* begin RECORDS FOR THIS EXERCISE *

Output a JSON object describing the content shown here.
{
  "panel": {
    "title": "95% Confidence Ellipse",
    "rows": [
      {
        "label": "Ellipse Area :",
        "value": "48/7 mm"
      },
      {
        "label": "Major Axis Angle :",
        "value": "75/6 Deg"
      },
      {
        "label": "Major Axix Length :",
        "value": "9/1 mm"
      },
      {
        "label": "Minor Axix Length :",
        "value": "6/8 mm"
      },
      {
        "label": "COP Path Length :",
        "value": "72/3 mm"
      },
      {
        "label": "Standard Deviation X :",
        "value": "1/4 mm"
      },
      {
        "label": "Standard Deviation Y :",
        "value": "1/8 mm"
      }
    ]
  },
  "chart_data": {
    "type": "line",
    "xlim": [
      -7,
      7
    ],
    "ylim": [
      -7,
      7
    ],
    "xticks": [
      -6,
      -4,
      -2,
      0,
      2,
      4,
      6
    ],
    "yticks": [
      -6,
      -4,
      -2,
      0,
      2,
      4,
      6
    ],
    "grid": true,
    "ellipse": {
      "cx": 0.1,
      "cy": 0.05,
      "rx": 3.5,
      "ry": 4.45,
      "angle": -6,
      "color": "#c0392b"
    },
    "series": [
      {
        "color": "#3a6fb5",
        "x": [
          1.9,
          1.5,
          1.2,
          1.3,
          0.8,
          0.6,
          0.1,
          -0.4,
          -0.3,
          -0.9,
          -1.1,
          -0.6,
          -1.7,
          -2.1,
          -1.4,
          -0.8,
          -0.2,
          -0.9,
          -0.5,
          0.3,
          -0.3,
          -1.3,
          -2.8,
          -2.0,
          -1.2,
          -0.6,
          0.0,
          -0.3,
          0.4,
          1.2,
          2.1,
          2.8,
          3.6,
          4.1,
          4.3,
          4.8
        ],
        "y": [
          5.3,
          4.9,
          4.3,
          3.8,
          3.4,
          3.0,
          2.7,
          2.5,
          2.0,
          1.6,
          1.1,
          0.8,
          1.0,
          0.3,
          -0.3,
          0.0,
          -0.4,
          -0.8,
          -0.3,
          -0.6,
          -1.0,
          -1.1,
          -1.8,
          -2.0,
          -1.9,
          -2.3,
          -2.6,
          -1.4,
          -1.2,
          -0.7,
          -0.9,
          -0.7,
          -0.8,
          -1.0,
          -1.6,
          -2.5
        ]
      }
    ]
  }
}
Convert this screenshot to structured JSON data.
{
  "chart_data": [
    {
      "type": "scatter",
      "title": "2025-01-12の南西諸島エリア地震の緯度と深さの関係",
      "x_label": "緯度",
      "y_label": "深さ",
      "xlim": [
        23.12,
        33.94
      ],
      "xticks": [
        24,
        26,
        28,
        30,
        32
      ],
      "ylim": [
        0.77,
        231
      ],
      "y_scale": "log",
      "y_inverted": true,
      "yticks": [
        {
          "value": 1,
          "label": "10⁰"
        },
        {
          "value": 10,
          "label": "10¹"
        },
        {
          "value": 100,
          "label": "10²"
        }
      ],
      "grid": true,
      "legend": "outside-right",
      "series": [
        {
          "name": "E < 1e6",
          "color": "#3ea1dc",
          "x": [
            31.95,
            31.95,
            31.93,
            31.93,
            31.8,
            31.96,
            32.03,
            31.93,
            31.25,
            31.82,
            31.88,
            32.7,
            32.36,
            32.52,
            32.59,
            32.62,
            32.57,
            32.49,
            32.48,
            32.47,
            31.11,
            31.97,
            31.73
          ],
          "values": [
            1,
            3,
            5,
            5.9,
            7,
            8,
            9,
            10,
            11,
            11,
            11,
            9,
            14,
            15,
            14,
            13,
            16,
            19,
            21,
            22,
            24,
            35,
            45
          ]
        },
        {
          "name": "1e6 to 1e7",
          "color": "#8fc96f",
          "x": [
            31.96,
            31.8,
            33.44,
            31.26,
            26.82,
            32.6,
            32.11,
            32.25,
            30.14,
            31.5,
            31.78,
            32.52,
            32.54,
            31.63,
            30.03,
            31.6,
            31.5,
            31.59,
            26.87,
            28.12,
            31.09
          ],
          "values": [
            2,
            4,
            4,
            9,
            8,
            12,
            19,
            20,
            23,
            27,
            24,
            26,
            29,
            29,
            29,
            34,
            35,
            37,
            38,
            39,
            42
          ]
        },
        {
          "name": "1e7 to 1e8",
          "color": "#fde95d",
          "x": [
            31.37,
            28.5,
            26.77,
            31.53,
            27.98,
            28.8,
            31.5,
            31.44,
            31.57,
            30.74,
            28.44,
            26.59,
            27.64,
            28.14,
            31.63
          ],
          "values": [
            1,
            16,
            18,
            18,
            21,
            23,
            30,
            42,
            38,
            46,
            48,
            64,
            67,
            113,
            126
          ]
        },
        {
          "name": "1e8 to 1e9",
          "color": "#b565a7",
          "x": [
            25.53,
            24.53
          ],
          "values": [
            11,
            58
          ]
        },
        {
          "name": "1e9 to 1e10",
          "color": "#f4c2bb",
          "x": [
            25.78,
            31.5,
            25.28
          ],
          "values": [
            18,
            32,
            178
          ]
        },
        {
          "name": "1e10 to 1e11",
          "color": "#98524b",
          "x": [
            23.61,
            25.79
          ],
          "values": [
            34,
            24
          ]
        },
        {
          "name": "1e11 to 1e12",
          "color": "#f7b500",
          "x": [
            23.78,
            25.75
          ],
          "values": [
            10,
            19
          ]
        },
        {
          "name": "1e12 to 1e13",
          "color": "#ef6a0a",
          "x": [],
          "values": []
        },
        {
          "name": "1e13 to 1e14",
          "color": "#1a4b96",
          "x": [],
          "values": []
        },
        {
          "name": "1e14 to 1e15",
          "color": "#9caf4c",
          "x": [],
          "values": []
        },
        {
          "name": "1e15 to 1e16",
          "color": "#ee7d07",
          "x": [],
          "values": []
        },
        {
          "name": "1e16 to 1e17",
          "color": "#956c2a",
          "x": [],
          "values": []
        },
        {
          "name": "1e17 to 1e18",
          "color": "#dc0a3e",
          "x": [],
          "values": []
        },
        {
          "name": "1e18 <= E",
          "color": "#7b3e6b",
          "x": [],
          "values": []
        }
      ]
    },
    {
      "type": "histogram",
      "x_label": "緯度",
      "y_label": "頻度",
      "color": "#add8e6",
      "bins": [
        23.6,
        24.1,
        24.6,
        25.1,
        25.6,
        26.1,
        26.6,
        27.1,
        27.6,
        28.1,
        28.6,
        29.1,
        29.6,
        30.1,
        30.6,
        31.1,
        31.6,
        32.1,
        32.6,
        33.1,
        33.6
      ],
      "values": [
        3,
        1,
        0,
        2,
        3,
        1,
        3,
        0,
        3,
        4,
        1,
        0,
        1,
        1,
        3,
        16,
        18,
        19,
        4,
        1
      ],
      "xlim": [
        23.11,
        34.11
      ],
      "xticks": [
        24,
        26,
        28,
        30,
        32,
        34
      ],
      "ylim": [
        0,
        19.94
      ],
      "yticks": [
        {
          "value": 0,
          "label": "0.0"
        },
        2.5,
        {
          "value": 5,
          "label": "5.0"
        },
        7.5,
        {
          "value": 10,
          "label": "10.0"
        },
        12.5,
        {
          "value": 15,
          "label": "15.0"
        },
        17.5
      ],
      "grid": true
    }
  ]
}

* end RECORDS FOR THIS EXERCISE *

- **REQUIREMENT**: Reproduce the listing in full. Keep it exactly as written.

- **TASK RESPONSE**:
Output a JSON object describing the content shown here.
{
  "panel": {
    "title": "95% Confidence Ellipse",
    "rows": [
      {
        "label": "Ellipse Area :",
        "value": "48/7 mm"
      },
      {
        "label": "Major Axis Angle :",
        "value": "75/6 Deg"
      },
      {
        "label": "Major Axix Length :",
        "value": "9/1 mm"
      },
      {
        "label": "Minor Axix Length :",
        "value": "6/8 mm"
      },
      {
        "label": "COP Path Length :",
        "value": "72/3 mm"
      },
      {
        "label": "Standard Deviation X :",
        "value": "1/4 mm"
      },
      {
        "label": "Standard Deviation Y :",
        "value": "1/8 mm"
      }
    ]
  },
  "chart_data": {
    "type": "line",
    "xlim": [
      -7,
      7
    ],
    "ylim": [
      -7,
      7
    ],
    "xticks": [
      -6,
      -4,
      -2,
      0,
      2,
      4,
      6
    ],
    "yticks": [
      -6,
      -4,
      -2,
      0,
      2,
      4,
      6
    ],
    "grid": true,
    "ellipse": {
      "cx": 0.1,
      "cy": 0.05,
      "rx": 3.5,
      "ry": 4.45,
      "angle": -6,
      "color": "#c0392b"
    },
    "series": [
      {
        "color": "#3a6fb5",
        "x": [
          1.9,
          1.5,
          1.2,
          1.3,
          0.8,
          0.6,
          0.1,
          -0.4,
          -0.3,
          -0.9,
          -1.1,
          -0.6,
          -1.7,
          -2.1,
          -1.4,
          -0.8,
          -0.2,
          -0.9,
          -0.5,
          0.3,
          -0.3,
          -1.3,
          -2.8,
          -2.0,
          -1.2,
          -0.6,
          0.0,
          -0.3,
          0.4,
          1.2,
          2.1,
          2.8,
          3.6,
          4.1,
          4.3,
          4.8
        ],
        "y": [
          5.3,
          4.9,
          4.3,
          3.8,
          3.4,
          3.0,
          2.7,
          2.5,
          2.0,
          1.6,
          1.1,
          0.8,
          1.0,
          0.3,
          -0.3,
          0.0,
          -0.4,
          -0.8,
          -0.3,
          -0.6,
          -1.0,
          -1.1,
          -1.8,
          -2.0,
          -1.9,
          -2.3,
          -2.6,
          -1.4,
          -1.2,
          -0.7,
          -0.9,
          -0.7,
          -0.8,
          -1.0,
          -1.6,
          -2.5
        ]
      }
    ]
  }
}
Convert this screenshot to structured JSON data.
{
  "chart_data": [
    {
      "type": "scatter",
      "title": "2025-01-12の南西諸島エリア地震の緯度と深さの関係",
      "x_label": "緯度",
      "y_label": "深さ",
      "xlim": [
        23.12,
        33.94
      ],
      "xticks": [
        24,
        26,
        28,
        30,
        32
      ],
      "ylim": [
        0.77,
        231
      ],
      "y_scale": "log",
      "y_inverted": true,
      "yticks": [
        {
          "value": 1,
          "label": "10⁰"
        },
        {
          "value": 10,
          "label": "10¹"
        },
        {
          "value": 100,
          "label": "10²"
        }
      ],
      "grid": true,
      "legend": "outside-right",
      "series": [
        {
          "name": "E < 1e6",
          "color": "#3ea1dc",
          "x": [
            31.95,
            31.95,
            31.93,
            31.93,
            31.8,
            31.96,
            32.03,
            31.93,
            31.25,
            31.82,
            31.88,
            32.7,
            32.36,
            32.52,
            32.59,
            32.62,
            32.57,
            32.49,
            32.48,
            32.47,
            31.11,
            31.97,
            31.73
          ],
          "values": [
            1,
            3,
            5,
            5.9,
            7,
            8,
            9,
            10,
            11,
            11,
            11,
            9,
            14,
            15,
            14,
            13,
            16,
            19,
            21,
            22,
            24,
            35,
            45
          ]
        },
        {
          "name": "1e6 to 1e7",
          "color": "#8fc96f",
          "x": [
            31.96,
            31.8,
            33.44,
            31.26,
            26.82,
            32.6,
            32.11,
            32.25,
            30.14,
            31.5,
            31.78,
            32.52,
            32.54,
            31.63,
            30.03,
            31.6,
            31.5,
            31.59,
            26.87,
            28.12,
            31.09
          ],
          "values": [
            2,
            4,
            4,
            9,
            8,
            12,
            19,
            20,
            23,
            27,
            24,
            26,
            29,
            29,
            29,
            34,
            35,
            37,
            38,
            39,
            42
          ]
        },
        {
          "name": "1e7 to 1e8",
          "color": "#fde95d",
          "x": [
            31.37,
            28.5,
            26.77,
            31.53,
            27.98,
            28.8,
            31.5,
            31.44,
            31.57,
            30.74,
            28.44,
            26.59,
            27.64,
            28.14,
            31.63
          ],
          "values": [
            1,
            16,
            18,
            18,
            21,
            23,
            30,
            42,
            38,
            46,
            48,
            64,
            67,
            113,
            126
          ]
        },
        {
          "name": "1e8 to 1e9",
          "color": "#b565a7",
          "x": [
            25.53,
            24.53
          ],
          "values": [
            11,
            58
          ]
        },
        {
          "name": "1e9 to 1e10",
          "color": "#f4c2bb",
          "x": [
            25.78,
            31.5,
            25.28
          ],
          "values": [
            18,
            32,
            178
          ]
        },
        {
          "name": "1e10 to 1e11",
          "color": "#98524b",
          "x": [
            23.61,
            25.79
          ],
          "values": [
            34,
            24
          ]
        },
        {
          "name": "1e11 to 1e12",
          "color": "#f7b500",
          "x": [
            23.78,
            25.75
          ],
          "values": [
            10,
            19
          ]
        },
        {
          "name": "1e12 to 1e13",
          "color": "#ef6a0a",
          "x": [],
          "values": []
        },
        {
          "name": "1e13 to 1e14",
          "color": "#1a4b96",
          "x": [],
          "values": []
        },
        {
          "name": "1e14 to 1e15",
          "color": "#9caf4c",
          "x": [],
          "values": []
        },
        {
          "name": "1e15 to 1e16",
          "color": "#ee7d07",
          "x": [],
          "values": []
        },
        {
          "name": "1e16 to 1e17",
          "color": "#956c2a",
          "x": [],
          "values": []
        },
        {
          "name": "1e17 to 1e18",
          "color": "#dc0a3e",
          "x": [],
          "values": []
        },
        {
          "name": "1e18 <= E",
          "color": "#7b3e6b",
          "x": [],
          "values": []
        }
      ]
    },
    {
      "type": "histogram",
      "x_label": "緯度",
      "y_label": "頻度",
      "color": "#add8e6",
      "bins": [
        23.6,
        24.1,
        24.6,
        25.1,
        25.6,
        26.1,
        26.6,
        27.1,
        27.6,
        28.1,
        28.6,
        29.1,
        29.6,
        30.1,
        30.6,
        31.1,
        31.6,
        32.1,
        32.6,
        33.1,
        33.6
      ],
      "values": [
        3,
        1,
        0,
        2,
        3,
        1,
        3,
        0,
        3,
        4,
        1,
        0,
        1,
        1,
        3,
        16,
        18,
        19,
        4,
        1
      ],
      "xlim": [
        23.11,
        34.11
      ],
      "xticks": [
        24,
        26,
        28,
        30,
        32,
        34
      ],
      "ylim": [
        0,
        19.94
      ],
      "yticks": [
        {
          "value": 0,
          "label": "0.0"
        },
        2.5,
        {
          "value": 5,
          "label": "5.0"
        },
        7.5,
        {
          "value": 10,
          "label": "10.0"
        },
        12.5,
        {
          "value": 15,
          "label": "15.0"
        },
        17.5
      ],
      "grid": true
    }
  ]
}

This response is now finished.